(begin)

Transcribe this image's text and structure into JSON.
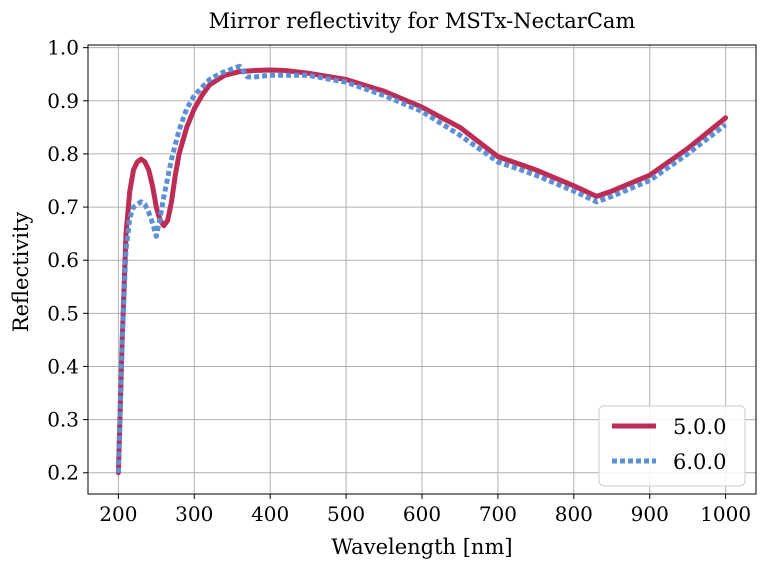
{
  "chart_data": {
    "type": "line",
    "title": "Mirror reflectivity for MSTx-NectarCam",
    "xlabel": "Wavelength [nm]",
    "ylabel": "Reflectivity",
    "xlim": [
      160,
      1040
    ],
    "ylim": [
      0.16,
      1.005
    ],
    "xticks": [
      200,
      300,
      400,
      500,
      600,
      700,
      800,
      900,
      1000
    ],
    "yticks": [
      0.2,
      0.3,
      0.4,
      0.5,
      0.6,
      0.7,
      0.8,
      0.9,
      1.0
    ],
    "grid": true,
    "legend_placement": "lower-right",
    "series": [
      {
        "name": "5.0.0",
        "color": "#bd2c54",
        "style": "solid",
        "x": [
          200,
          205,
          210,
          215,
          220,
          225,
          230,
          235,
          240,
          245,
          250,
          255,
          260,
          265,
          270,
          275,
          280,
          290,
          300,
          310,
          320,
          340,
          360,
          380,
          400,
          420,
          450,
          500,
          550,
          600,
          650,
          700,
          750,
          800,
          830,
          850,
          900,
          950,
          1000
        ],
        "y": [
          0.2,
          0.45,
          0.65,
          0.73,
          0.77,
          0.785,
          0.79,
          0.785,
          0.77,
          0.74,
          0.7,
          0.675,
          0.665,
          0.675,
          0.71,
          0.76,
          0.8,
          0.85,
          0.885,
          0.91,
          0.93,
          0.948,
          0.955,
          0.957,
          0.958,
          0.957,
          0.952,
          0.94,
          0.918,
          0.888,
          0.85,
          0.795,
          0.77,
          0.74,
          0.72,
          0.73,
          0.76,
          0.81,
          0.868
        ]
      },
      {
        "name": "6.0.0",
        "color": "#5b8fd6",
        "style": "dotted",
        "x": [
          200,
          205,
          210,
          215,
          220,
          225,
          230,
          235,
          240,
          245,
          250,
          255,
          260,
          270,
          280,
          290,
          300,
          310,
          320,
          330,
          340,
          350,
          360,
          370,
          380,
          400,
          450,
          500,
          550,
          600,
          650,
          700,
          750,
          800,
          830,
          850,
          900,
          950,
          1000
        ],
        "y": [
          0.2,
          0.45,
          0.62,
          0.68,
          0.7,
          0.705,
          0.71,
          0.705,
          0.69,
          0.67,
          0.645,
          0.68,
          0.72,
          0.79,
          0.845,
          0.885,
          0.91,
          0.925,
          0.94,
          0.948,
          0.955,
          0.96,
          0.965,
          0.945,
          0.945,
          0.948,
          0.948,
          0.935,
          0.91,
          0.88,
          0.835,
          0.785,
          0.76,
          0.73,
          0.71,
          0.72,
          0.75,
          0.8,
          0.855
        ]
      }
    ]
  }
}
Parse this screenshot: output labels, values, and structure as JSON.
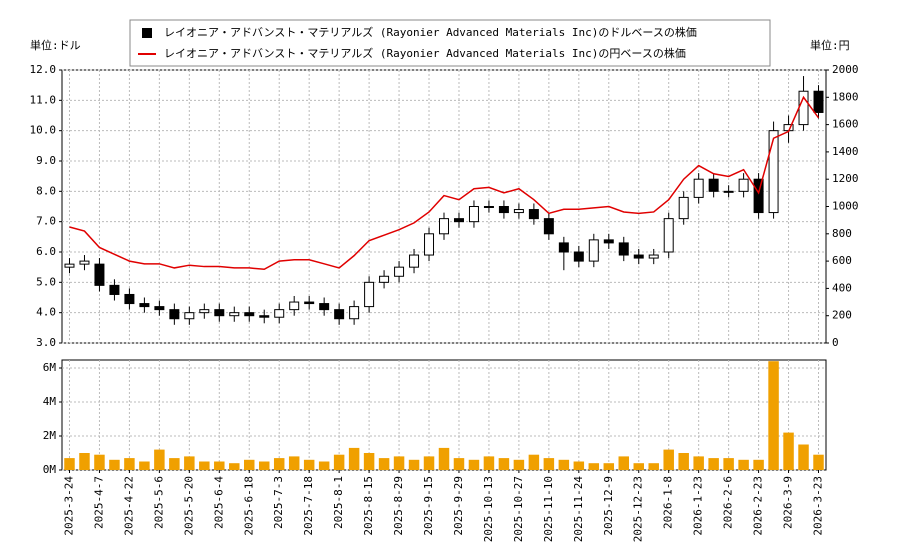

(end)

▶ [Problem to solve]
Identify each line in the records above that contains the word "this", and copy it out in full.

▶ [Written response]
Transcribe this image's text and structure into JSON.
Parse this screenshot: output labels, values, and structure as JSON.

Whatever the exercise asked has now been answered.